* _Task instructions_
Copy each line below in which the string "farm" occurs.

* _Input data_
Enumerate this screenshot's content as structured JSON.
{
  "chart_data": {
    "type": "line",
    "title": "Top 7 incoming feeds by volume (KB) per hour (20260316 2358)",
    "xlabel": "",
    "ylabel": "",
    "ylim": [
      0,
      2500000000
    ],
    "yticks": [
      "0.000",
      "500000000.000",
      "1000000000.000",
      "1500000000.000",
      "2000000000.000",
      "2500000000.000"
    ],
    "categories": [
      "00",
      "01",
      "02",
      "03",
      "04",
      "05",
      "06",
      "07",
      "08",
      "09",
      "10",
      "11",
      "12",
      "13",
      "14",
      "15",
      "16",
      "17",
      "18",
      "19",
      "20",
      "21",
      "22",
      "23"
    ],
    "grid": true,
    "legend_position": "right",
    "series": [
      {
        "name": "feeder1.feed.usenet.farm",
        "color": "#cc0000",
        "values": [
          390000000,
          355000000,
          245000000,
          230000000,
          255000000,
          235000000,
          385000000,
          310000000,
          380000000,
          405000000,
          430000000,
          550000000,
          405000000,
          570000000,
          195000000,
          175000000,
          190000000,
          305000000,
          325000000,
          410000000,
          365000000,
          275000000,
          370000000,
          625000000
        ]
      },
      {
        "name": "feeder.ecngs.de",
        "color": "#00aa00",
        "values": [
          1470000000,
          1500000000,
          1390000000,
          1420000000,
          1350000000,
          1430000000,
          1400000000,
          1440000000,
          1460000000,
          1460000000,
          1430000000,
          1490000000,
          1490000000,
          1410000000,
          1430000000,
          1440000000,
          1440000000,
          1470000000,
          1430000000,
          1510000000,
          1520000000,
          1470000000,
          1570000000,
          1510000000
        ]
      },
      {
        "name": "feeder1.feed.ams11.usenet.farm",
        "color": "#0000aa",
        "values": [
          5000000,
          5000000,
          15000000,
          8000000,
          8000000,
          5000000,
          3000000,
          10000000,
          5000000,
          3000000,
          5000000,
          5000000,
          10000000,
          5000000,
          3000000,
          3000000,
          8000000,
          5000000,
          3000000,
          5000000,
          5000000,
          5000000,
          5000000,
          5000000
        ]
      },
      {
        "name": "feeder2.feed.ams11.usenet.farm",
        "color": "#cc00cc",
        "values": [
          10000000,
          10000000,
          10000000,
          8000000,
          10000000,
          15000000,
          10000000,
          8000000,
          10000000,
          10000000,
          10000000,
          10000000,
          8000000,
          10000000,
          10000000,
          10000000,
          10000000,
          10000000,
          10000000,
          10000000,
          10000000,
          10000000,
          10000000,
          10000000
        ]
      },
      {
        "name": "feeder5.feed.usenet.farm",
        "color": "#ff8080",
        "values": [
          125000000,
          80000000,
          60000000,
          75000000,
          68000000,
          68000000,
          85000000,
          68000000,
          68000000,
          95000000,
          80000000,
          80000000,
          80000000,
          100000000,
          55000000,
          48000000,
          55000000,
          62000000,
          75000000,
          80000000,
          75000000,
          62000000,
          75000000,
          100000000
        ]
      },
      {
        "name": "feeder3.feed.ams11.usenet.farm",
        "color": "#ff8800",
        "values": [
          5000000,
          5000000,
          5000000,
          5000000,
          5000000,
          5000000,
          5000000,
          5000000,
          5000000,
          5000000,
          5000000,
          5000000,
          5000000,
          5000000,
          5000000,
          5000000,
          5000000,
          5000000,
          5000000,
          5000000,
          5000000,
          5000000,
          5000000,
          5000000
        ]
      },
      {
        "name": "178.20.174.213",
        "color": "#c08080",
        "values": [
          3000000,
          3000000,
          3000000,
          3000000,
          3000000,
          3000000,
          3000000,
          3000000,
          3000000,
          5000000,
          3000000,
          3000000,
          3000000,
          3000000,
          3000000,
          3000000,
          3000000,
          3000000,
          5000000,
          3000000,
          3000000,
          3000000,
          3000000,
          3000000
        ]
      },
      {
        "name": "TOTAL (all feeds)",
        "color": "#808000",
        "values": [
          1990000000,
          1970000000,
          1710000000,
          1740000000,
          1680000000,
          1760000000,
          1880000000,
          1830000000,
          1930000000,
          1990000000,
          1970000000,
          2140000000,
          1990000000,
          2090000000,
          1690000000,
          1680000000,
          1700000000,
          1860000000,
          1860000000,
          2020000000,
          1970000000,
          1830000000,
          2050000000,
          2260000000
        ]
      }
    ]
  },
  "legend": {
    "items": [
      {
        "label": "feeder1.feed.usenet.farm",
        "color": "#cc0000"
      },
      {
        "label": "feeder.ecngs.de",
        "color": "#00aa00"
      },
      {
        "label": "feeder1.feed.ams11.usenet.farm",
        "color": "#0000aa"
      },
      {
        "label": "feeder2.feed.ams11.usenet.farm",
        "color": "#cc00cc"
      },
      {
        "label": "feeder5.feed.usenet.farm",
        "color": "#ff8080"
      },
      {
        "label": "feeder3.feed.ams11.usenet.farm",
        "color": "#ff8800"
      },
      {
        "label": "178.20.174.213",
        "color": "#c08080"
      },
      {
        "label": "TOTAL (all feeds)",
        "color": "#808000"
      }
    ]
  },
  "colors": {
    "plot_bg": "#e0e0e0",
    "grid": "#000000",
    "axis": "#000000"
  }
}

* _Solution to this task_
        "name": "feeder1.feed.usenet.farm",
        "name": "feeder1.feed.ams11.usenet.farm",
        "name": "feeder2.feed.ams11.usenet.farm",
        "name": "feeder5.feed.usenet.farm",
        "name": "feeder3.feed.ams11.usenet.farm",
        "label": "feeder1.feed.usenet.farm",
        "label": "feeder1.feed.ams11.usenet.farm",
        "label": "feeder2.feed.ams11.usenet.farm",
        "label": "feeder5.feed.usenet.farm",
        "label": "feeder3.feed.ams11.usenet.farm",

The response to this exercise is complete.